With the images removed, repeat the data below exactly.

- Available data:
START
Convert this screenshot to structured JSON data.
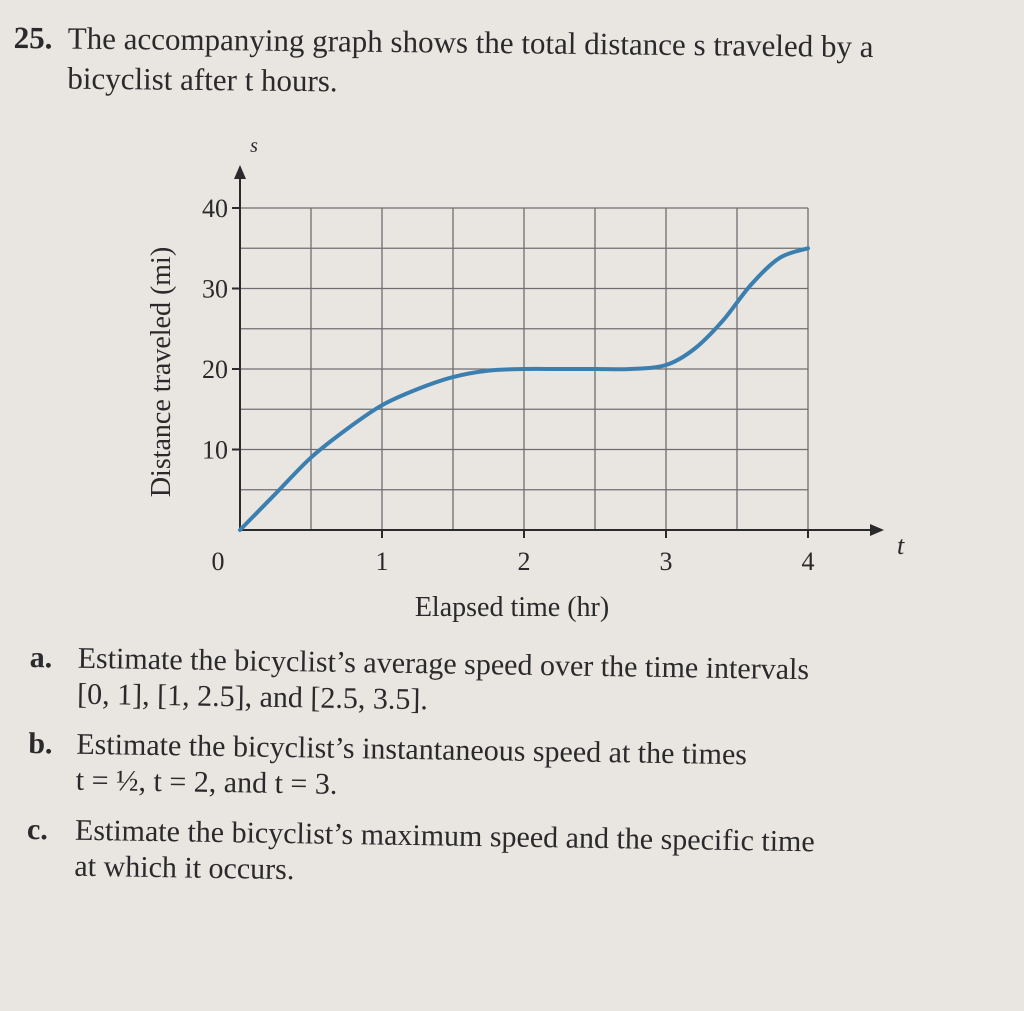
{
  "problem": {
    "number": "25.",
    "line1": "The accompanying graph shows the total distance s traveled by a",
    "line2": "bicyclist after t hours."
  },
  "chart_data": {
    "type": "line",
    "xlabel": "Elapsed time (hr)",
    "ylabel": "Distance traveled (mi)",
    "x_axis_symbol": "t",
    "y_axis_symbol": "s",
    "xlim": [
      0,
      4.6
    ],
    "ylim": [
      0,
      40
    ],
    "x_ticks": [
      "0",
      "1",
      "2",
      "3",
      "4"
    ],
    "y_ticks": [
      "10",
      "20",
      "30",
      "40"
    ],
    "grid": true,
    "grid_step_x": 0.5,
    "grid_step_y": 5,
    "line_color": "#3a7fb0",
    "series": [
      {
        "x": [
          0,
          0.25,
          0.5,
          0.75,
          1.0,
          1.25,
          1.5,
          1.75,
          2.0,
          2.25,
          2.5,
          2.75,
          3.0,
          3.2,
          3.4,
          3.6,
          3.8,
          4.0
        ],
        "values": [
          0,
          4.5,
          9,
          12.5,
          15.5,
          17.5,
          19,
          19.8,
          20,
          20,
          20,
          20,
          20.5,
          22.5,
          26,
          30.5,
          33.8,
          35
        ]
      }
    ]
  },
  "questions": {
    "a": {
      "label": "a.",
      "line1": "Estimate the bicyclist’s average speed over the time intervals",
      "line2": "[0, 1], [1, 2.5], and [2.5, 3.5]."
    },
    "b": {
      "label": "b.",
      "line1": "Estimate the bicyclist’s instantaneous speed at the times",
      "line2": "t = ½, t = 2, and t = 3."
    },
    "c": {
      "label": "c.",
      "line1": "Estimate the bicyclist’s maximum speed and the specific time",
      "line2": "at which it occurs."
    }
  }
}
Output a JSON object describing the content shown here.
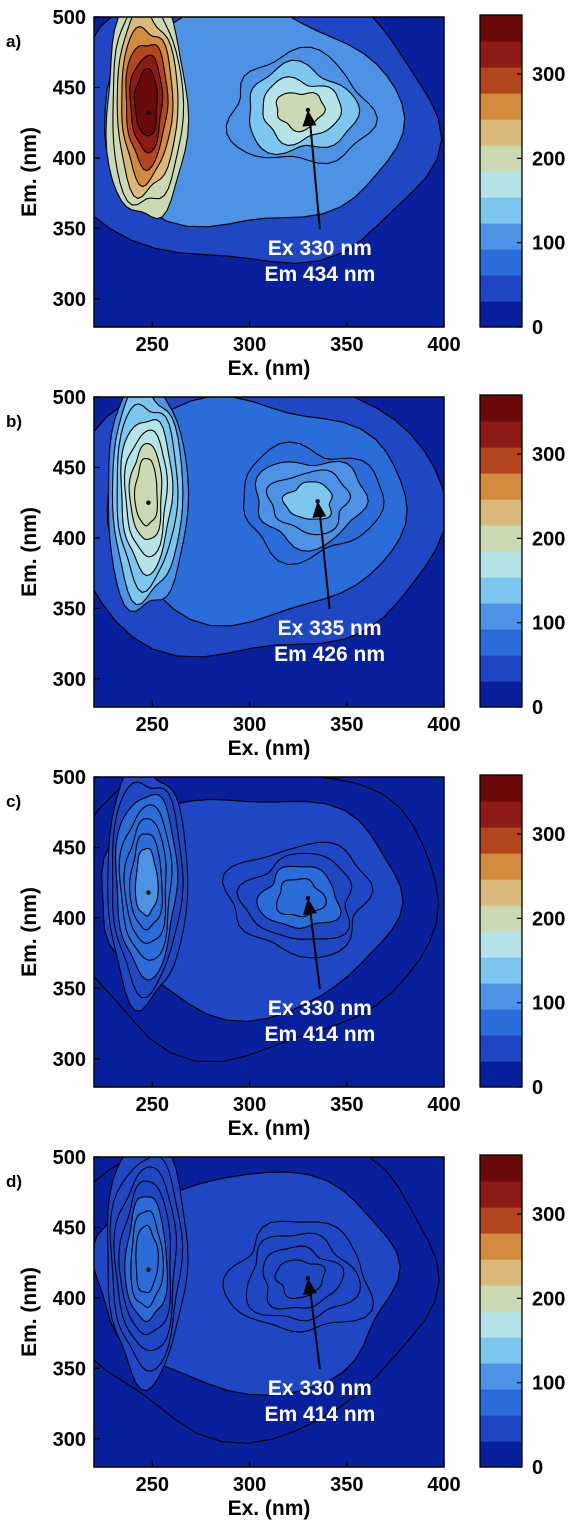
{
  "colormap": [
    "#08209b",
    "#1f47c4",
    "#2a6cd8",
    "#4c93e6",
    "#7cc7ef",
    "#b6e3e8",
    "#cbd9b3",
    "#d9b879",
    "#d28a3c",
    "#b4461f",
    "#8d1a14",
    "#6a0a0a"
  ],
  "chart_data": [
    {
      "type": "heatmap",
      "panel_label": "a)",
      "xlabel": "Ex. (nm)",
      "ylabel": "Em. (nm)",
      "xlim": [
        220,
        400
      ],
      "ylim": [
        280,
        500
      ],
      "xticks": [
        250,
        300,
        350,
        400
      ],
      "yticks": [
        300,
        350,
        400,
        450,
        500
      ],
      "colorbar": {
        "range": [
          0,
          370
        ],
        "ticks": [
          0,
          100,
          200,
          300
        ]
      },
      "peaks": [
        {
          "ex": 248,
          "em": 432,
          "value": 360
        },
        {
          "ex": 330,
          "em": 434,
          "value": 205
        }
      ],
      "annotation": {
        "lines": [
          "Ex 330 nm",
          "Em 434 nm"
        ],
        "ex": 330,
        "em": 434
      }
    },
    {
      "type": "heatmap",
      "panel_label": "b)",
      "xlabel": "Ex. (nm)",
      "ylabel": "Em. (nm)",
      "xlim": [
        220,
        400
      ],
      "ylim": [
        280,
        500
      ],
      "xticks": [
        250,
        300,
        350,
        400
      ],
      "yticks": [
        300,
        350,
        400,
        450,
        500
      ],
      "colorbar": {
        "range": [
          0,
          370
        ],
        "ticks": [
          0,
          100,
          200,
          300
        ]
      },
      "peaks": [
        {
          "ex": 248,
          "em": 425,
          "value": 215
        },
        {
          "ex": 335,
          "em": 426,
          "value": 140
        }
      ],
      "annotation": {
        "lines": [
          "Ex 335 nm",
          "Em 426 nm"
        ],
        "ex": 335,
        "em": 426
      }
    },
    {
      "type": "heatmap",
      "panel_label": "c)",
      "xlabel": "Ex. (nm)",
      "ylabel": "Em. (nm)",
      "xlim": [
        220,
        400
      ],
      "ylim": [
        280,
        500
      ],
      "xticks": [
        250,
        300,
        350,
        400
      ],
      "yticks": [
        300,
        350,
        400,
        450,
        500
      ],
      "colorbar": {
        "range": [
          0,
          370
        ],
        "ticks": [
          0,
          100,
          200,
          300
        ]
      },
      "peaks": [
        {
          "ex": 248,
          "em": 418,
          "value": 95
        },
        {
          "ex": 330,
          "em": 414,
          "value": 75
        }
      ],
      "annotation": {
        "lines": [
          "Ex 330 nm",
          "Em 414 nm"
        ],
        "ex": 330,
        "em": 414
      }
    },
    {
      "type": "heatmap",
      "panel_label": "d)",
      "xlabel": "Ex. (nm)",
      "ylabel": "Em. (nm)",
      "xlim": [
        220,
        400
      ],
      "ylim": [
        280,
        500
      ],
      "xticks": [
        250,
        300,
        350,
        400
      ],
      "yticks": [
        300,
        350,
        400,
        450,
        500
      ],
      "colorbar": {
        "range": [
          0,
          370
        ],
        "ticks": [
          0,
          100,
          200,
          300
        ]
      },
      "peaks": [
        {
          "ex": 248,
          "em": 420,
          "value": 80
        },
        {
          "ex": 330,
          "em": 414,
          "value": 60
        }
      ],
      "annotation": {
        "lines": [
          "Ex 330 nm",
          "Em 414 nm"
        ],
        "ex": 330,
        "em": 414
      }
    }
  ]
}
END
- Result of the exercise:
Convert this screenshot to structured JSON data.
{
  "problem": {
    "number": "25.",
    "line1": "The accompanying graph shows the total distance s traveled by a",
    "line2": "bicyclist after t hours."
  },
  "chart_data": {
    "type": "line",
    "xlabel": "Elapsed time (hr)",
    "ylabel": "Distance traveled (mi)",
    "x_axis_symbol": "t",
    "y_axis_symbol": "s",
    "xlim": [
      0,
      4.6
    ],
    "ylim": [
      0,
      40
    ],
    "x_ticks": [
      "0",
      "1",
      "2",
      "3",
      "4"
    ],
    "y_ticks": [
      "10",
      "20",
      "30",
      "40"
    ],
    "grid": true,
    "grid_step_x": 0.5,
    "grid_step_y": 5,
    "line_color": "#3a7fb0",
    "series": [
      {
        "x": [
          0,
          0.25,
          0.5,
          0.75,
          1.0,
          1.25,
          1.5,
          1.75,
          2.0,
          2.25,
          2.5,
          2.75,
          3.0,
          3.2,
          3.4,
          3.6,
          3.8,
          4.0
        ],
        "values": [
          0,
          4.5,
          9,
          12.5,
          15.5,
          17.5,
          19,
          19.8,
          20,
          20,
          20,
          20,
          20.5,
          22.5,
          26,
          30.5,
          33.8,
          35
        ]
      }
    ]
  },
  "questions": {
    "a": {
      "label": "a.",
      "line1": "Estimate the bicyclist’s average speed over the time intervals",
      "line2": "[0, 1], [1, 2.5], and [2.5, 3.5]."
    },
    "b": {
      "label": "b.",
      "line1": "Estimate the bicyclist’s instantaneous speed at the times",
      "line2": "t = ½, t = 2, and t = 3."
    },
    "c": {
      "label": "c.",
      "line1": "Estimate the bicyclist’s maximum speed and the specific time",
      "line2": "at which it occurs."
    }
  }
}
Output a JSON object describing the content shown here.
{
  "colormap": [
    "#08209b",
    "#1f47c4",
    "#2a6cd8",
    "#4c93e6",
    "#7cc7ef",
    "#b6e3e8",
    "#cbd9b3",
    "#d9b879",
    "#d28a3c",
    "#b4461f",
    "#8d1a14",
    "#6a0a0a"
  ],
  "chart_data": [
    {
      "type": "heatmap",
      "panel_label": "a)",
      "xlabel": "Ex. (nm)",
      "ylabel": "Em. (nm)",
      "xlim": [
        220,
        400
      ],
      "ylim": [
        280,
        500
      ],
      "xticks": [
        250,
        300,
        350,
        400
      ],
      "yticks": [
        300,
        350,
        400,
        450,
        500
      ],
      "colorbar": {
        "range": [
          0,
          370
        ],
        "ticks": [
          0,
          100,
          200,
          300
        ]
      },
      "peaks": [
        {
          "ex": 248,
          "em": 432,
          "value": 360
        },
        {
          "ex": 330,
          "em": 434,
          "value": 205
        }
      ],
      "annotation": {
        "lines": [
          "Ex 330 nm",
          "Em 434 nm"
        ],
        "ex": 330,
        "em": 434
      }
    },
    {
      "type": "heatmap",
      "panel_label": "b)",
      "xlabel": "Ex. (nm)",
      "ylabel": "Em. (nm)",
      "xlim": [
        220,
        400
      ],
      "ylim": [
        280,
        500
      ],
      "xticks": [
        250,
        300,
        350,
        400
      ],
      "yticks": [
        300,
        350,
        400,
        450,
        500
      ],
      "colorbar": {
        "range": [
          0,
          370
        ],
        "ticks": [
          0,
          100,
          200,
          300
        ]
      },
      "peaks": [
        {
          "ex": 248,
          "em": 425,
          "value": 215
        },
        {
          "ex": 335,
          "em": 426,
          "value": 140
        }
      ],
      "annotation": {
        "lines": [
          "Ex 335 nm",
          "Em 426 nm"
        ],
        "ex": 335,
        "em": 426
      }
    },
    {
      "type": "heatmap",
      "panel_label": "c)",
      "xlabel": "Ex. (nm)",
      "ylabel": "Em. (nm)",
      "xlim": [
        220,
        400
      ],
      "ylim": [
        280,
        500
      ],
      "xticks": [
        250,
        300,
        350,
        400
      ],
      "yticks": [
        300,
        350,
        400,
        450,
        500
      ],
      "colorbar": {
        "range": [
          0,
          370
        ],
        "ticks": [
          0,
          100,
          200,
          300
        ]
      },
      "peaks": [
        {
          "ex": 248,
          "em": 418,
          "value": 95
        },
        {
          "ex": 330,
          "em": 414,
          "value": 75
        }
      ],
      "annotation": {
        "lines": [
          "Ex 330 nm",
          "Em 414 nm"
        ],
        "ex": 330,
        "em": 414
      }
    },
    {
      "type": "heatmap",
      "panel_label": "d)",
      "xlabel": "Ex. (nm)",
      "ylabel": "Em. (nm)",
      "xlim": [
        220,
        400
      ],
      "ylim": [
        280,
        500
      ],
      "xticks": [
        250,
        300,
        350,
        400
      ],
      "yticks": [
        300,
        350,
        400,
        450,
        500
      ],
      "colorbar": {
        "range": [
          0,
          370
        ],
        "ticks": [
          0,
          100,
          200,
          300
        ]
      },
      "peaks": [
        {
          "ex": 248,
          "em": 420,
          "value": 80
        },
        {
          "ex": 330,
          "em": 414,
          "value": 60
        }
      ],
      "annotation": {
        "lines": [
          "Ex 330 nm",
          "Em 414 nm"
        ],
        "ex": 330,
        "em": 414
      }
    }
  ]
}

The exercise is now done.